>> Start ENTRIES PROVIDED

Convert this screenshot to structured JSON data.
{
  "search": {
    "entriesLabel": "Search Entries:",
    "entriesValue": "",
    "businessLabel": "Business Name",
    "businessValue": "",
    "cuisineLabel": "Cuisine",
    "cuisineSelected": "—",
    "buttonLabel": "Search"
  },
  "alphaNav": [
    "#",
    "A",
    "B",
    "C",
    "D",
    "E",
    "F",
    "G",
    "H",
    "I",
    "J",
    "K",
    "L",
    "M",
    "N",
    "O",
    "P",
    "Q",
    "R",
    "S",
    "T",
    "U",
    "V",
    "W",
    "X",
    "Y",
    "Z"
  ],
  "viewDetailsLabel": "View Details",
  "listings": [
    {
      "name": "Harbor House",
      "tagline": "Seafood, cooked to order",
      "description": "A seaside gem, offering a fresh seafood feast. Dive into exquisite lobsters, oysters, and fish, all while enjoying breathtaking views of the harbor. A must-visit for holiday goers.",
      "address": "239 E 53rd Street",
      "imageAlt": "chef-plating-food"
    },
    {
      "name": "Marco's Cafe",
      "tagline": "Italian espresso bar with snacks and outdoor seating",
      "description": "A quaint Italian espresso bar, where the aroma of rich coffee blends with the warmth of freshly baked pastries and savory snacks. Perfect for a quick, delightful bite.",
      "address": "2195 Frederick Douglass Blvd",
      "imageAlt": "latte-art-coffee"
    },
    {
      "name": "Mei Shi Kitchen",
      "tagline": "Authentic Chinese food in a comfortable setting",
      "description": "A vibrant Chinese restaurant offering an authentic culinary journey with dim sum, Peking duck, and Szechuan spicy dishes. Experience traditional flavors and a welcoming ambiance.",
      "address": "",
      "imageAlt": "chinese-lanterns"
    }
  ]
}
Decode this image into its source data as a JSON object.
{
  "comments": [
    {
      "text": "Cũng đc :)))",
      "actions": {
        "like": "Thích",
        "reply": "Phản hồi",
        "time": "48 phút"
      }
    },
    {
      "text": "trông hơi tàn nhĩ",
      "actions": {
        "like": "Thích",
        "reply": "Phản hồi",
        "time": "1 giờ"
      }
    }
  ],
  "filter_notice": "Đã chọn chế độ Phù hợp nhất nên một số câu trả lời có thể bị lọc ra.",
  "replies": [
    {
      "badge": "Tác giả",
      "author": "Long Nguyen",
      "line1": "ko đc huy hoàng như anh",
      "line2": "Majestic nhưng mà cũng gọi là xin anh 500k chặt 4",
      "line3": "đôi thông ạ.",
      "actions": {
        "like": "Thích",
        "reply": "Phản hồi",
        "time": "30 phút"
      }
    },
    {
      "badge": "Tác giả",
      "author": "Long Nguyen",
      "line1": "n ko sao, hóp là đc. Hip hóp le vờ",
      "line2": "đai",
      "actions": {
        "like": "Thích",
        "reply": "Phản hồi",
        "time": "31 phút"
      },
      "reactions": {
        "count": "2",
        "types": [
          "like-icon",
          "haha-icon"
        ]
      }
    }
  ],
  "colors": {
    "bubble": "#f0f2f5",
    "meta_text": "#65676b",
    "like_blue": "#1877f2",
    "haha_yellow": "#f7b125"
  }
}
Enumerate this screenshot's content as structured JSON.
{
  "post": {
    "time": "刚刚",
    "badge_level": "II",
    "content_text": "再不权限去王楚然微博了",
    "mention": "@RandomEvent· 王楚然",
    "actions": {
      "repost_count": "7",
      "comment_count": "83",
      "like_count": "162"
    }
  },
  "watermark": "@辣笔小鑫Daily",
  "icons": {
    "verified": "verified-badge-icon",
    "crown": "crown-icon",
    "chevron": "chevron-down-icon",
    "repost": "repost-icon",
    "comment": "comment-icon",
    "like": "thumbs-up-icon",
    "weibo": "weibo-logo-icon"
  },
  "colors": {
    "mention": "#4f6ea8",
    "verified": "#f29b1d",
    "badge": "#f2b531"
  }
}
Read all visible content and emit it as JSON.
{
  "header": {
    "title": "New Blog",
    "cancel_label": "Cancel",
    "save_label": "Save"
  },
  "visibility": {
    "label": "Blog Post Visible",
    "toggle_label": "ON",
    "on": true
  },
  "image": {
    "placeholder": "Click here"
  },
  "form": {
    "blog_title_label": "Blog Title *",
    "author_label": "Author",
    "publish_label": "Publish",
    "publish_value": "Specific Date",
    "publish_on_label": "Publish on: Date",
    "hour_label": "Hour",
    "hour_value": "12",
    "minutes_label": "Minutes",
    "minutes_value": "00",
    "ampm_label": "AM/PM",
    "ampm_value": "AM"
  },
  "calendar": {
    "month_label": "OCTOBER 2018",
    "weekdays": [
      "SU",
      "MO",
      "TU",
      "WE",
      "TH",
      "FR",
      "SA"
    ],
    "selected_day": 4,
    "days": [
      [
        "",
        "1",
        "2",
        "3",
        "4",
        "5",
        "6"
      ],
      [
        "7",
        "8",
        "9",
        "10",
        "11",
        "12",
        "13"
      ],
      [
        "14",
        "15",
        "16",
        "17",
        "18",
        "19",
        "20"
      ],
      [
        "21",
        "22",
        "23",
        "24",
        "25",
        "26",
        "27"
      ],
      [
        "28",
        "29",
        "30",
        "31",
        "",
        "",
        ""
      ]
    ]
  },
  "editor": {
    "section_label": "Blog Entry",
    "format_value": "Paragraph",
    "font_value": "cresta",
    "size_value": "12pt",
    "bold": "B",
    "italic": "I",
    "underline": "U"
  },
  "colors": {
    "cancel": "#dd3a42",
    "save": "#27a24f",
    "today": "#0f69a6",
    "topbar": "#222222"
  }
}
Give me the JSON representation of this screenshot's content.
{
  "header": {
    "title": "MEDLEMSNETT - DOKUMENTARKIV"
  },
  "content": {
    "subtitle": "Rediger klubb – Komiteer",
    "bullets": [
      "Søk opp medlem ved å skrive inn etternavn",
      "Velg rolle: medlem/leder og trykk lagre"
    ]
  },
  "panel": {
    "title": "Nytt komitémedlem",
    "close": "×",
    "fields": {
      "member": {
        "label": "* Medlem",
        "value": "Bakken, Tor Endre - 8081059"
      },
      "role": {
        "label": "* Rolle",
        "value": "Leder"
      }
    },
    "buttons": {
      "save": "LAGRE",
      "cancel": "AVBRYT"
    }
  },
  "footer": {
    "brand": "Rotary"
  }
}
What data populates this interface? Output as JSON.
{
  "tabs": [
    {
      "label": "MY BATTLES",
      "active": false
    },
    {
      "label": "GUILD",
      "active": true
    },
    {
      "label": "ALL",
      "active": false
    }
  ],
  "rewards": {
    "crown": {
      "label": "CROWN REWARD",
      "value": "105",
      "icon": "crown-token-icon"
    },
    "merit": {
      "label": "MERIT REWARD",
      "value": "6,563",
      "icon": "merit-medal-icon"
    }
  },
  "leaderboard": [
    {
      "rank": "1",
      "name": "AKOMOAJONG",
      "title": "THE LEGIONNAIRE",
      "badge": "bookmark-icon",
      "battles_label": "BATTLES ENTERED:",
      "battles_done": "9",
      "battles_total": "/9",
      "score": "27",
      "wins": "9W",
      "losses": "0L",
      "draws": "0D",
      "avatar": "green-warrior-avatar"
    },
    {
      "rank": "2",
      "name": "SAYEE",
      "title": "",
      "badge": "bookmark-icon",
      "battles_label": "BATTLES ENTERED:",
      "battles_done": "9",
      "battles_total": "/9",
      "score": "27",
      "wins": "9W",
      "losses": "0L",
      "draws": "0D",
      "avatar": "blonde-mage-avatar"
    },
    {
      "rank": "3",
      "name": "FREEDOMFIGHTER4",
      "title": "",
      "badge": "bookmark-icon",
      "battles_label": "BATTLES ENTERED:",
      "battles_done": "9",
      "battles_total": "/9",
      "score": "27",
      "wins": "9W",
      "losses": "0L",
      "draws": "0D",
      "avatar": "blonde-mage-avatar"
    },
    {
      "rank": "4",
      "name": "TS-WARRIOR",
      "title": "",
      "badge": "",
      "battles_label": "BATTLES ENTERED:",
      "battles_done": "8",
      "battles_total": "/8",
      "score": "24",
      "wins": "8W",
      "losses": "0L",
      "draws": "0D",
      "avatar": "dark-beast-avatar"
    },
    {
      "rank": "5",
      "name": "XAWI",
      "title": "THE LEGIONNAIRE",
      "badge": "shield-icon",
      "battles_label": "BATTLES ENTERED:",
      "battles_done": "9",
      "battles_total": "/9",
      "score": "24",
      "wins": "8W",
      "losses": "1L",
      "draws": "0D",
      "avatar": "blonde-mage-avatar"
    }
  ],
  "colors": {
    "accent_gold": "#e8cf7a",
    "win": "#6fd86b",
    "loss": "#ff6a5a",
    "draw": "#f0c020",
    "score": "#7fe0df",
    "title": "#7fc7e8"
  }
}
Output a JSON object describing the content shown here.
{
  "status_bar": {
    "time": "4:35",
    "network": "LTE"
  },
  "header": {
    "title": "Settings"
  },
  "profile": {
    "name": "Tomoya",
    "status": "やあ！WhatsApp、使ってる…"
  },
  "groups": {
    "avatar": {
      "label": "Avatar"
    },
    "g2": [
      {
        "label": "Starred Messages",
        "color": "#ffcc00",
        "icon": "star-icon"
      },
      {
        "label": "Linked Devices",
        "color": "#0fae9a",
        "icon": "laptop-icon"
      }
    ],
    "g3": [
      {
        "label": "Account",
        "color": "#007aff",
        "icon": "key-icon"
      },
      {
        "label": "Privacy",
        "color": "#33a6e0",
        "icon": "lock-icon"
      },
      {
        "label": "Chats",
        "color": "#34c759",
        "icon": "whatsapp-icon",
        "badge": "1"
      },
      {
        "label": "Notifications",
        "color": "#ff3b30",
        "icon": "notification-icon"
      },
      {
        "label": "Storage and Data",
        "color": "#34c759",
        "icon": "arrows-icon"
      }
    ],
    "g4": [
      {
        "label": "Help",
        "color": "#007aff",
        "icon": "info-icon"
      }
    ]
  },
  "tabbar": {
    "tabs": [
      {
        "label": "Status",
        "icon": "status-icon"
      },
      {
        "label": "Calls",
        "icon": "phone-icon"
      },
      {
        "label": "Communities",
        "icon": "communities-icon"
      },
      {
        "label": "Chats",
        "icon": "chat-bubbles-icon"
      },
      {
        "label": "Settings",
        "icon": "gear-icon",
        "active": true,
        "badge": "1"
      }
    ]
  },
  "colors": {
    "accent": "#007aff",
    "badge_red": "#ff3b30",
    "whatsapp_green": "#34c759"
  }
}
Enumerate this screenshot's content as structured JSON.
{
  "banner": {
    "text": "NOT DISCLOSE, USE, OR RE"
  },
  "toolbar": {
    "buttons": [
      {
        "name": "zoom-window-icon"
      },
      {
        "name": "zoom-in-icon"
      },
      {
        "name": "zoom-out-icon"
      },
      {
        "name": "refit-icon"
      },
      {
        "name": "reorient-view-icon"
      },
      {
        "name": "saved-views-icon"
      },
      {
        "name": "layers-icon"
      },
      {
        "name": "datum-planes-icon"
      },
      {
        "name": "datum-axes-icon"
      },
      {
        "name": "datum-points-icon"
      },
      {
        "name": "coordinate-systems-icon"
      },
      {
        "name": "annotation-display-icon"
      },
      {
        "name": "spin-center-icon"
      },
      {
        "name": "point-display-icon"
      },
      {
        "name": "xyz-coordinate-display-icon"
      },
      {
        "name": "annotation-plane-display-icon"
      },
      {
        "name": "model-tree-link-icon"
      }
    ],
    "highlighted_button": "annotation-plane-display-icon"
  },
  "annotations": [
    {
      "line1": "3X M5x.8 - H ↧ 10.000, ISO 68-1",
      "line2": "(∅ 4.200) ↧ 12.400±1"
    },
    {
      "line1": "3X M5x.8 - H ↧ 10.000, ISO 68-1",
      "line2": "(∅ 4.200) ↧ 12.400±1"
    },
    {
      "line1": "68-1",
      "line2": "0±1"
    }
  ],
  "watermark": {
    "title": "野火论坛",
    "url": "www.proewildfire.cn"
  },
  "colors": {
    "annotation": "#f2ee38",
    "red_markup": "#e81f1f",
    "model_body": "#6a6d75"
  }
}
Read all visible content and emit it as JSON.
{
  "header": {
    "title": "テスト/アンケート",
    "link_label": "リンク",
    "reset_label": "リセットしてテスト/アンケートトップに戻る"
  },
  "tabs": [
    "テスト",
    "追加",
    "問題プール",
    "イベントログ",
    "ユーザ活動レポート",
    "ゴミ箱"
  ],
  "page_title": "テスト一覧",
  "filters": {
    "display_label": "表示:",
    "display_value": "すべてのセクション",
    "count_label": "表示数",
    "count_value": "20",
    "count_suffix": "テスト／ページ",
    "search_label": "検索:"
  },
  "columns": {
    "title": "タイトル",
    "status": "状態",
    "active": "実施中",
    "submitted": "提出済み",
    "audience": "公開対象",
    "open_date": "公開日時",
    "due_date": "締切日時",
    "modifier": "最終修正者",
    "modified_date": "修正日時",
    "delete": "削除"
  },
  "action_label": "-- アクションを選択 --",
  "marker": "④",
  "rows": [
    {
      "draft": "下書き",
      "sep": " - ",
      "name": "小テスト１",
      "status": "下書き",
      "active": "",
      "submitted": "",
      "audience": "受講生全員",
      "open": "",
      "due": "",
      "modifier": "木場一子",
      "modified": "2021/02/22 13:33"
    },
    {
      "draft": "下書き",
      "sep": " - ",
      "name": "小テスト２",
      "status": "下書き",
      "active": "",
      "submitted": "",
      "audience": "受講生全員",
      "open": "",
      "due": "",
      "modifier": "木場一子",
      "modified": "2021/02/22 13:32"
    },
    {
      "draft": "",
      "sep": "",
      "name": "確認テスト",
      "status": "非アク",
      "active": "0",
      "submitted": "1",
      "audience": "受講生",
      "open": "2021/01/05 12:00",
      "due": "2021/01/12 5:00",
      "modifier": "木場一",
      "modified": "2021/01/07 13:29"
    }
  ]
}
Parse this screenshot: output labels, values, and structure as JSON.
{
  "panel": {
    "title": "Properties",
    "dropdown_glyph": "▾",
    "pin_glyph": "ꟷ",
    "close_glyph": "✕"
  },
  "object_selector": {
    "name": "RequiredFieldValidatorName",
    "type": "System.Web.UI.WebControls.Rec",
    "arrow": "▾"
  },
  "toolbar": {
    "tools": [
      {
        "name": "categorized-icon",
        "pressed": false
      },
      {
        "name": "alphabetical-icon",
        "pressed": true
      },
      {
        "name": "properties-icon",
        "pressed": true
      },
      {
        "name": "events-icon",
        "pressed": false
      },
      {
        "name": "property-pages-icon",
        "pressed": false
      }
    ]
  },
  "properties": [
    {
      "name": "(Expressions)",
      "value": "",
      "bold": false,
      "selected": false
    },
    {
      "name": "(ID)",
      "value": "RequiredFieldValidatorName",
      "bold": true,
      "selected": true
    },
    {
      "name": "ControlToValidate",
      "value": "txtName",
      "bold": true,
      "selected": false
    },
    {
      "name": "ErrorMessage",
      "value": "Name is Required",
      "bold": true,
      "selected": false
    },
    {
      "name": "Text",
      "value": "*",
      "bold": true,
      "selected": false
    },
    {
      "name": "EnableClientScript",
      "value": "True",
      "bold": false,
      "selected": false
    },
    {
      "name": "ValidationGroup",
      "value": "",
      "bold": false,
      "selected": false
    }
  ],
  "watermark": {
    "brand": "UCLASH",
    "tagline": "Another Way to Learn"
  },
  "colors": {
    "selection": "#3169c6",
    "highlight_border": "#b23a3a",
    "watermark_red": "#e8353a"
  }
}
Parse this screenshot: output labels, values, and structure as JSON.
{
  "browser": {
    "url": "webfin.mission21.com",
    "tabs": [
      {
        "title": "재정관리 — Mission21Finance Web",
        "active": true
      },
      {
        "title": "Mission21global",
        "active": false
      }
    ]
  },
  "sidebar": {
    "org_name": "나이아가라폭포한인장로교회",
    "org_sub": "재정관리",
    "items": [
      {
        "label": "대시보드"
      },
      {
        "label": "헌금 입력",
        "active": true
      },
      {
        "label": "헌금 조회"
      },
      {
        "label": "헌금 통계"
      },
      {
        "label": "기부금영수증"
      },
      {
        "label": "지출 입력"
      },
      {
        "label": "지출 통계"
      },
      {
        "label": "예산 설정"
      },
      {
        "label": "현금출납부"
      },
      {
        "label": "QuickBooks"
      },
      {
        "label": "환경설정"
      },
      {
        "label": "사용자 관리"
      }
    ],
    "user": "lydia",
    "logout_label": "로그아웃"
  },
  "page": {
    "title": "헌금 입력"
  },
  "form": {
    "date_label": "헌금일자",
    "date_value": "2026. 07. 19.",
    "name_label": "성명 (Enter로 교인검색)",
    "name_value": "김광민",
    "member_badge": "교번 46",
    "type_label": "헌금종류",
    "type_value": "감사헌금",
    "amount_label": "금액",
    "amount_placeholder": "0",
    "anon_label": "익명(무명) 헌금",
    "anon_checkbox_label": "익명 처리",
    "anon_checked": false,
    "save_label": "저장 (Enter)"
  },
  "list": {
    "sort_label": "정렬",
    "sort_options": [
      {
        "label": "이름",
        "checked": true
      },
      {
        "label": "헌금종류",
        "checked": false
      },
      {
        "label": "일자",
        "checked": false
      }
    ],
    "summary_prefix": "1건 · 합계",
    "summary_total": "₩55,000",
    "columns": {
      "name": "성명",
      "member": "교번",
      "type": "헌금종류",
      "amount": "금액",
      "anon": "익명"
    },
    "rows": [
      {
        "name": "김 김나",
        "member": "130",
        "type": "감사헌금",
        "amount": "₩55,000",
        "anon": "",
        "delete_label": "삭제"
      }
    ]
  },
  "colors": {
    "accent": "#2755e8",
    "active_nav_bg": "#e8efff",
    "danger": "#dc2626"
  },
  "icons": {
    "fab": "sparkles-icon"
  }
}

>> End ENTRIES PROVIDED

▸ **WHAT IS BEING ASKED**:
In the records above, find each line holding "RequiredFieldValidatorName" and copy it.

▸ **OUTPUT**:
    "name": "RequiredFieldValidatorName",
      "value": "RequiredFieldValidatorName",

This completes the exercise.